OBJECTIVE:
Gather all lines in the entries that include the word "JERSEY".
##### GIVEN DATA #####
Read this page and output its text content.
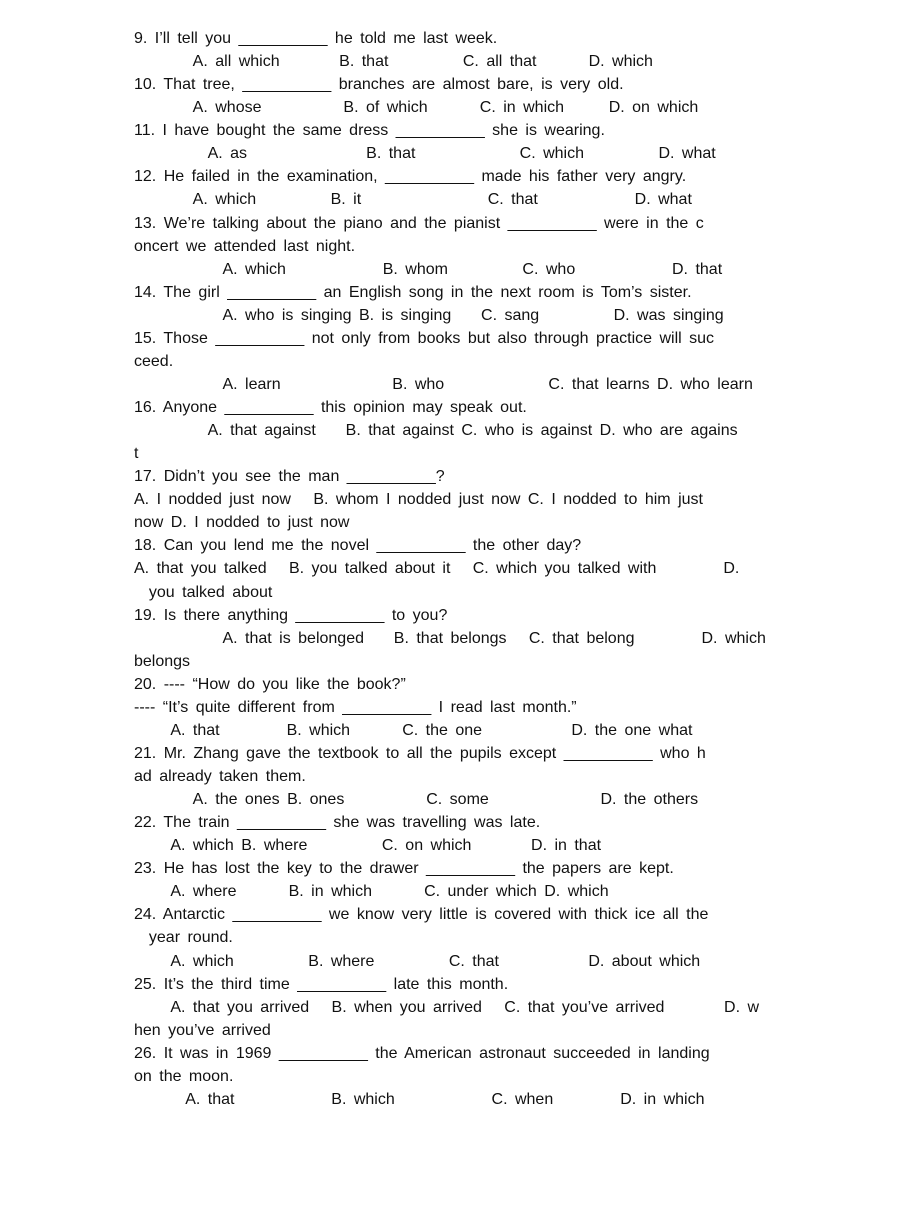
9. I’ll tell you __________ he told me last week.
A. all which        B. that          C. all that       D. which
10. That tree, __________ branches are almost bare, is very old.
A. whose           B. of which       C. in which      D. on which
11. I have bought the same dress __________ she is wearing.
A. as                B. that              C. which          D. what
12. He failed in the examination, __________ made his father very angry.
A. which          B. it                 C. that             D. what
13. We’re talking about the piano and the pianist __________ were in the c
oncert we attended last night.
A. which             B. whom          C. who             D. that
14. The girl __________ an English song in the next room is Tom’s sister.
A. who is singing B. is singing    C. sang          D. was singing
15. Those __________ not only from books but also through practice will suc
ceed.
A. learn               B. who              C. that learns D. who learn
16. Anyone __________ this opinion may speak out.
A. that against    B. that against C. who is against D. who are agains
t
17. Didn’t you see the man __________?
A. I nodded just now   B. whom I nodded just now C. I nodded to him just
now D. I nodded to just now
18. Can you lend me the novel __________ the other day?
A. that you talked   B. you talked about it   C. which you talked with         D.
you talked about
19. Is there anything __________ to you?
A. that is belonged    B. that belongs   C. that belong         D. which
belongs
20. ---- “How do you like the book?”
---- “It’s quite different from __________ I read last month.”
A. that         B. which       C. the one            D. the one what
21. Mr. Zhang gave the textbook to all the pupils except __________ who h
ad already taken them.
A. the ones B. ones           C. some               D. the others
22. The train __________ she was travelling was late.
A. which B. where          C. on which        D. in that
23. He has lost the key to the drawer __________ the papers are kept.
A. where       B. in which       C. under which D. which
24. Antarctic __________ we know very little is covered with thick ice all the
year round.
A. which          B. where          C. that            D. about which
25. It’s the third time __________ late this month.
A. that you arrived   B. when you arrived   C. that you’ve arrived        D. w
hen you’ve arrived
26. It was in 1969 __________ the American astronaut succeeded in landing
on the moon.
A. that             B. which             C. when         D. in which
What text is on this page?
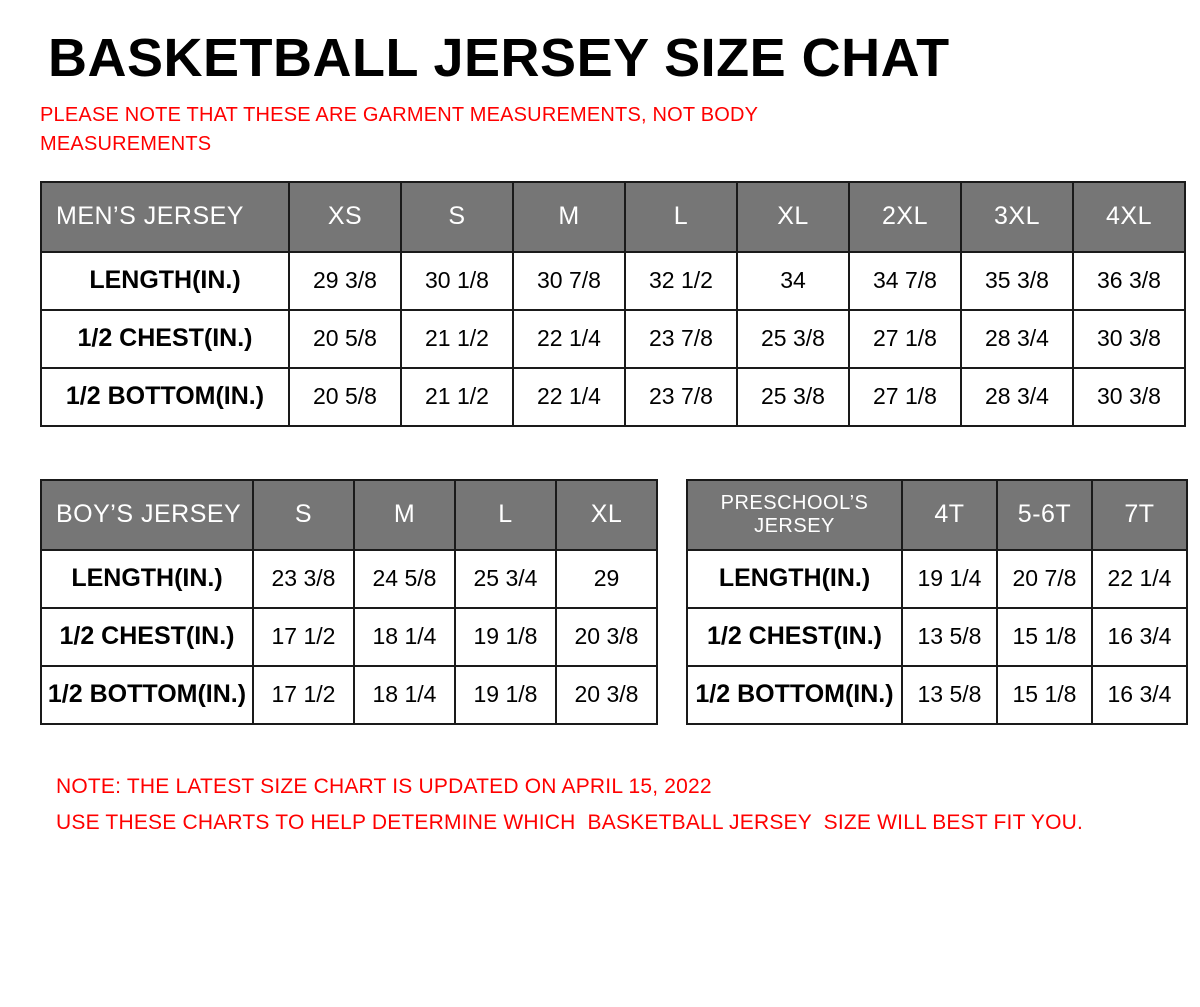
BASKETBALL JERSEY SIZE CHAT

PLEASE NOTE THAT THESE ARE GARMENT MEASUREMENTS, NOT BODY MEASUREMENTS

MEN’S JERSEY	XS	S	M	L	XL	2XL	3XL	4XL
LENGTH(IN.)	29 3/8	30 1/8	30 7/8	32 1/2	34	34 7/8	35 3/8	36 3/8
1/2 CHEST(IN.)	20 5/8	21 1/2	22 1/4	23 7/8	25 3/8	27 1/8	28 3/4	30 3/8
1/2 BOTTOM(IN.)	20 5/8	21 1/2	22 1/4	23 7/8	25 3/8	27 1/8	28 3/4	30 3/8
BOY’S JERSEY	S	M	L	XL
LENGTH(IN.)	23 3/8	24 5/8	25 3/4	29
1/2 CHEST(IN.)	17 1/2	18 1/4	19 1/8	20 3/8
1/2 BOTTOM(IN.)	17 1/2	18 1/4	19 1/8	20 3/8
PRESCHOOL’S JERSEY	4T	5-6T	7T
LENGTH(IN.)	19 1/4	20 7/8	22 1/4
1/2 CHEST(IN.)	13 5/8	15 1/8	16 3/4
1/2 BOTTOM(IN.)	13 5/8	15 1/8	16 3/4
NOTE: THE LATEST SIZE CHART IS UPDATED ON APRIL 15, 2022
USE THESE CHARTS TO HELP DETERMINE WHICH  BASKETBALL JERSEY  SIZE WILL BEST FIT YOU.
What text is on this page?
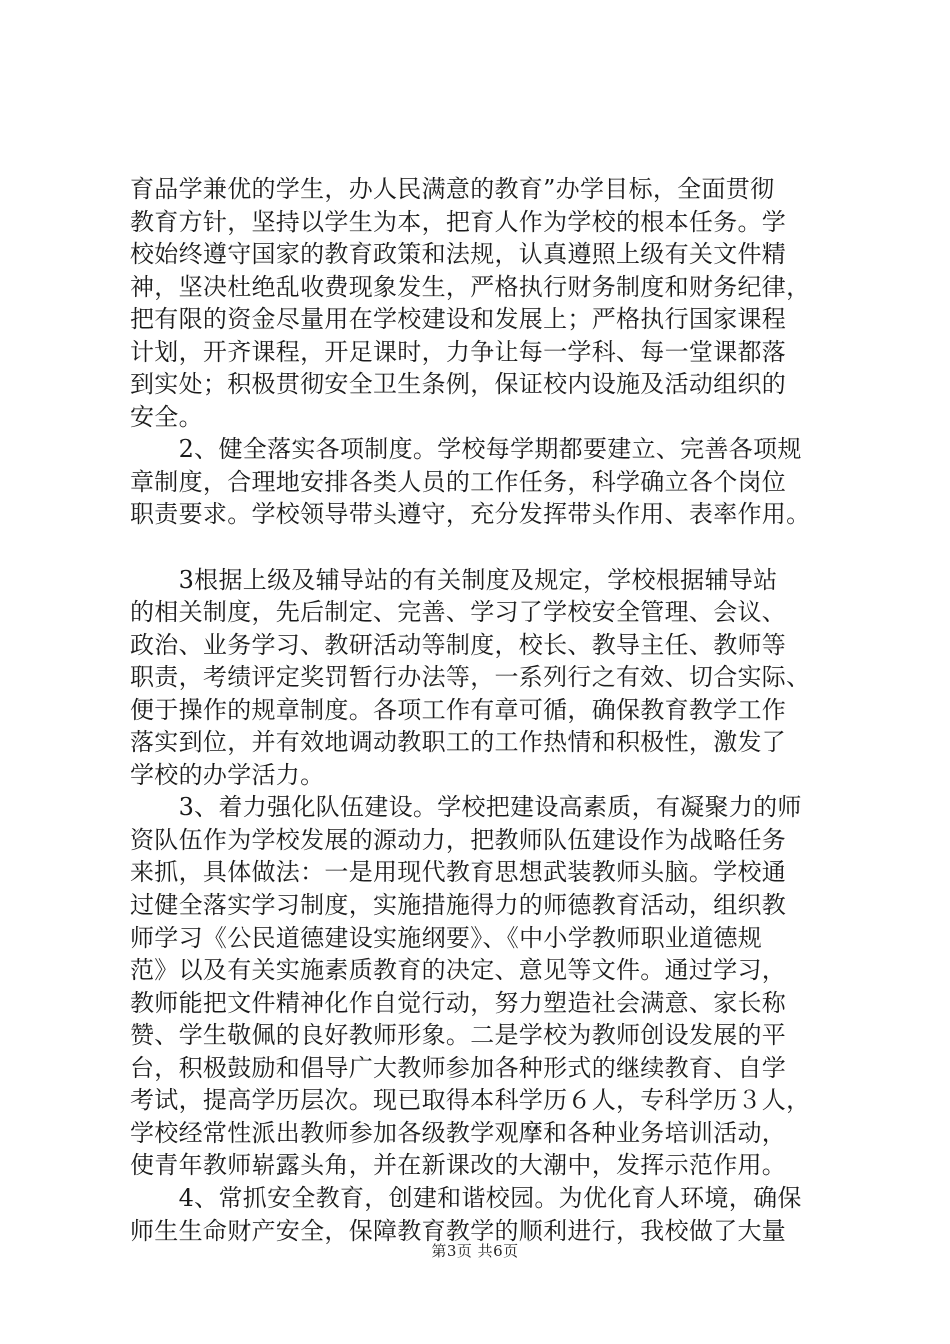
育品学兼优的学生，办人民满意的教育”办学目标，全面贯彻
教育方针，坚持以学生为本，把育人作为学校的根本任务。学
校始终遵守国家的教育政策和法规，认真遵照上级有关文件精
神，坚决杜绝乱收费现象发生，严格执行财务制度和财务纪律，
把有限的资金尽量用在学校建设和发展上；严格执行国家课程
计划，开齐课程，开足课时，力争让每一学科、每一堂课都落
到实处；积极贯彻安全卫生条例，保证校内设施及活动组织的
安全。
　　2、健全落实各项制度。学校每学期都要建立、完善各项规
章制度，合理地安排各类人员的工作任务，科学确立各个岗位
职责要求。学校领导带头遵守，充分发挥带头作用、表率作用。
　　3根据上级及辅导站的有关制度及规定，学校根据辅导站
的相关制度，先后制定、完善、学习了学校安全管理、会议、
政治、业务学习、教研活动等制度，校长、教导主任、教师等
职责，考绩评定奖罚暂行办法等，一系列行之有效、切合实际、
便于操作的规章制度。各项工作有章可循，确保教育教学工作
落实到位，并有效地调动教职工的工作热情和积极性，激发了
学校的办学活力。
　　3、着力强化队伍建设。学校把建设高素质，有凝聚力的师
资队伍作为学校发展的源动力，把教师队伍建设作为战略任务
来抓，具体做法：一是用现代教育思想武装教师头脑。学校通
过健全落实学习制度，实施措施得力的师德教育活动，组织教
师学习《公民道德建设实施纲要》、《中小学教师职业道德规
范》以及有关实施素质教育的决定、意见等文件。通过学习，
教师能把文件精神化作自觉行动，努力塑造社会满意、家长称
赞、学生敬佩的良好教师形象。二是学校为教师创设发展的平
台，积极鼓励和倡导广大教师参加各种形式的继续教育、自学
考试，提高学历层次。现已取得本科学历６人，专科学历３人，
学校经常性派出教师参加各级教学观摩和各种业务培训活动，
使青年教师崭露头角，并在新课改的大潮中，发挥示范作用。
　　4、常抓安全教育，创建和谐校园。为优化育人环境，确保
师生生命财产安全，保障教育教学的顺利进行，我校做了大量
第3页 共6页
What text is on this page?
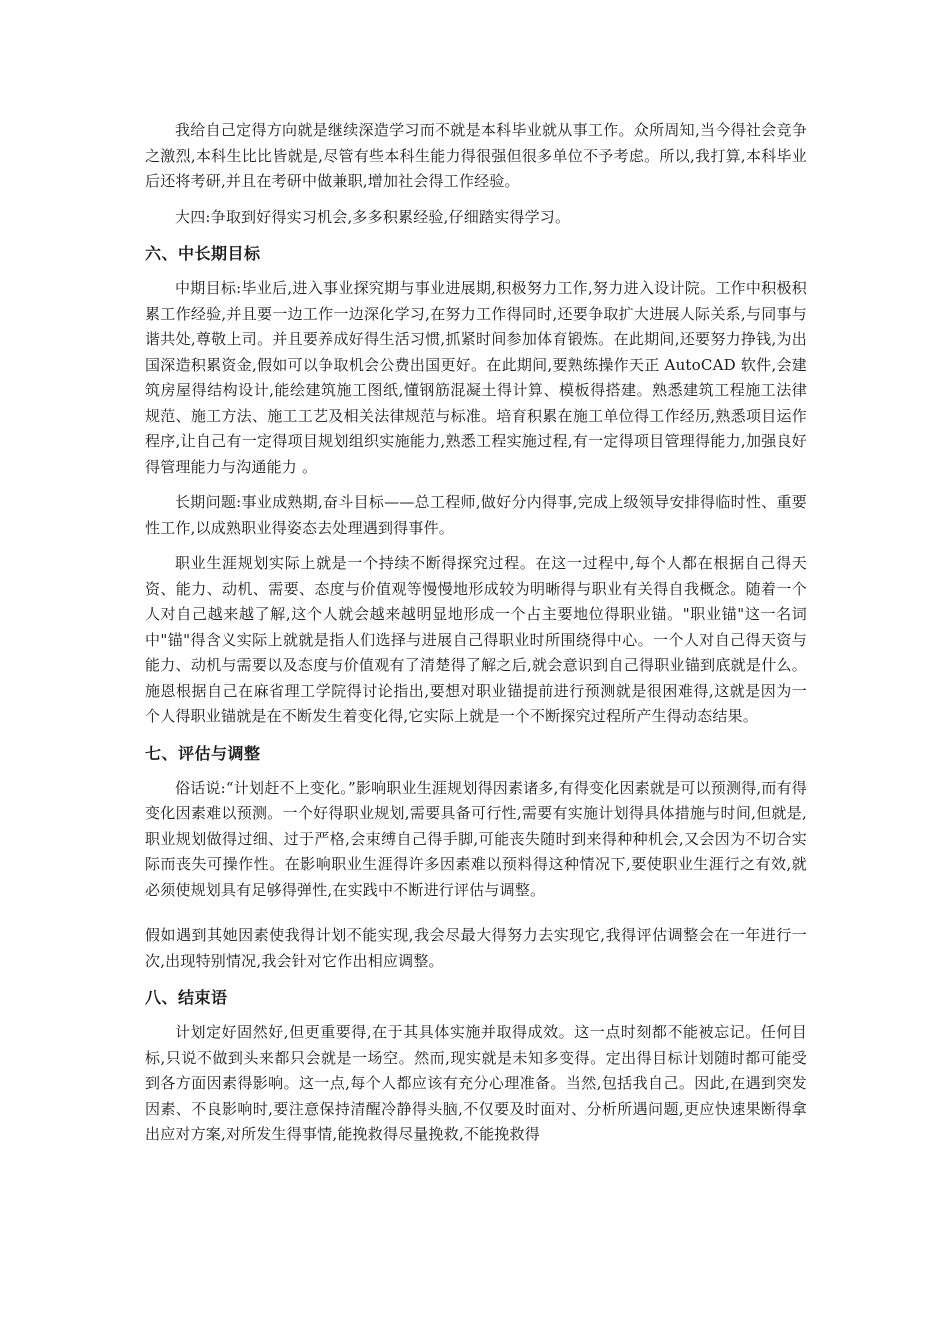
我给自己定得方向就是继续深造学习而不就是本科毕业就从事工作。众所周知,当今得社会竞争之激烈,本科生比比皆就是,尽管有些本科生能力得很强但很多单位不予考虑。所以,我打算,本科毕业后还将考研,并且在考研中做兼职,增加社会得工作经验。

大四:争取到好得实习机会,多多积累经验,仔细踏实得学习。

六、中长期目标

中期目标:毕业后,进入事业探究期与事业进展期,积极努力工作,努力进入设计院。工作中积极积累工作经验,并且要一边工作一边深化学习,在努力工作得同时,还要争取扩大进展人际关系,与同事与谐共处,尊敬上司。并且要养成好得生活习惯,抓紧时间参加体育锻炼。在此期间,还要努力挣钱,为出国深造积累资金,假如可以争取机会公费出国更好。在此期间,要熟练操作天正 AutoCAD 软件,会建筑房屋得结构设计,能绘建筑施工图纸,懂钢筋混凝土得计算、模板得搭建。熟悉建筑工程施工法律规范、施工方法、施工工艺及相关法律规范与标准。培育积累在施工单位得工作经历,熟悉项目运作程序,让自己有一定得项目规划组织实施能力,熟悉工程实施过程,有一定得项目管理得能力,加强良好得管理能力与沟通能力 。

长期问题:事业成熟期,奋斗目标——总工程师,做好分内得事,完成上级领导安排得临时性、重要性工作,以成熟职业得姿态去处理遇到得事件。

职业生涯规划实际上就是一个持续不断得探究过程。在这一过程中,每个人都在根据自己得天资、能力、动机、需要、态度与价值观等慢慢地形成较为明晰得与职业有关得自我概念。随着一个人对自己越来越了解,这个人就会越来越明显地形成一个占主要地位得职业锚。"职业锚"这一名词中"锚"得含义实际上就就是指人们选择与进展自己得职业时所围绕得中心。一个人对自己得天资与能力、动机与需要以及态度与价值观有了清楚得了解之后,就会意识到自己得职业锚到底就是什么。施恩根据自己在麻省理工学院得讨论指出,要想对职业锚提前进行预测就是很困难得,这就是因为一个人得职业锚就是在不断发生着变化得,它实际上就是一个不断探究过程所产生得动态结果。

七、评估与调整

俗话说:“计划赶不上变化。”影响职业生涯规划得因素诸多,有得变化因素就是可以预测得,而有得变化因素难以预测。一个好得职业规划,需要具备可行性,需要有实施计划得具体措施与时间,但就是,职业规划做得过细、过于严格,会束缚自己得手脚,可能丧失随时到来得种种机会,又会因为不切合实际而丧失可操作性。在影响职业生涯得许多因素难以预料得这种情况下,要使职业生涯行之有效,就必须使规划具有足够得弹性,在实践中不断进行评估与调整。

假如遇到其她因素使我得计划不能实现,我会尽最大得努力去实现它,我得评估调整会在一年进行一次,出现特别情况,我会针对它作出相应调整。

八、结束语

计划定好固然好,但更重要得,在于其具体实施并取得成效。这一点时刻都不能被忘记。任何目标,只说不做到头来都只会就是一场空。然而,现实就是未知多变得。定出得目标计划随时都可能受到各方面因素得影响。这一点,每个人都应该有充分心理准备。当然,包括我自己。因此,在遇到突发因素、不良影响时,要注意保持清醒冷静得头脑,不仅要及时面对、分析所遇问题,更应快速果断得拿出应对方案,对所发生得事情,能挽救得尽量挽救,不能挽救得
#####
RESPONSE BELOW:
BASKETBALL JERSEY SIZE CHAT
MEN’S JERSEY	XS	S	M	L	XL	2XL	3XL	4XL
BOY’S JERSEY	S	M	L	XL
PRESCHOOL’S JERSEY	4T	5-6T	7T
USE THESE CHARTS TO HELP DETERMINE WHICH  BASKETBALL JERSEY  SIZE WILL BEST FIT YOU.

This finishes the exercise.